Task goal
Sort through the data and copy the lines holding the word "给予医疗护理".

Collection entries
((

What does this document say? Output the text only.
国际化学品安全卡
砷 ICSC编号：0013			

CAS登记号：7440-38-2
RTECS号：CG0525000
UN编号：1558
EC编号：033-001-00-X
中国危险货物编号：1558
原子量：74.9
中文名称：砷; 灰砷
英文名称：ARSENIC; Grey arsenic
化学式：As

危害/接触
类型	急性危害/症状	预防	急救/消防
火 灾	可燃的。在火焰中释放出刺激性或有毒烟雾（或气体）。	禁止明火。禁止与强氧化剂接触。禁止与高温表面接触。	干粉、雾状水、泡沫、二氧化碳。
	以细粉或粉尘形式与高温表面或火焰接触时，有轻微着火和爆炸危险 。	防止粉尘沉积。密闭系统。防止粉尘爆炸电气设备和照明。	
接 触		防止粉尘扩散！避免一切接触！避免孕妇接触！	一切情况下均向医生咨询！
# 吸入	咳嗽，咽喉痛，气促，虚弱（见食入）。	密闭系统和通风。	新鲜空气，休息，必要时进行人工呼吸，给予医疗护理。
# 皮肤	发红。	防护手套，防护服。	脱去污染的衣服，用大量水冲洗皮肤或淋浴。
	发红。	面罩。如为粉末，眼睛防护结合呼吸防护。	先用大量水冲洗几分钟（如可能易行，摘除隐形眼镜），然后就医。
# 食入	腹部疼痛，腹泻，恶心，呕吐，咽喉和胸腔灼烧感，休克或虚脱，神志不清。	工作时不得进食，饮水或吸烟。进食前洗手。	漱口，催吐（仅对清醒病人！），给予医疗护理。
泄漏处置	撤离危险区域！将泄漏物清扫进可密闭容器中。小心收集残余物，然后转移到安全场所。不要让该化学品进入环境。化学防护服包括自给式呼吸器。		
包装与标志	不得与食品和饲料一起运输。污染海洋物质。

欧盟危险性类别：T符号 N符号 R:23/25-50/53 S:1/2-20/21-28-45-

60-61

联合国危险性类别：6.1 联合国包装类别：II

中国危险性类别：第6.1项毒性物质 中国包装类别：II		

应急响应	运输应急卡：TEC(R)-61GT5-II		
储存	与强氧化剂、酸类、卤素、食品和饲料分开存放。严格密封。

))

Task response
# 吸入	咳嗽，咽喉痛，气促，虚弱（见食入）。	密闭系统和通风。	新鲜空气，休息，必要时进行人工呼吸，给予医疗护理。
# 食入	腹部疼痛，腹泻，恶心，呕吐，咽喉和胸腔灼烧感，休克或虚脱，神志不清。	工作时不得进食，饮水或吸烟。进食前洗手。	漱口，催吐（仅对清醒病人！），给予医疗护理。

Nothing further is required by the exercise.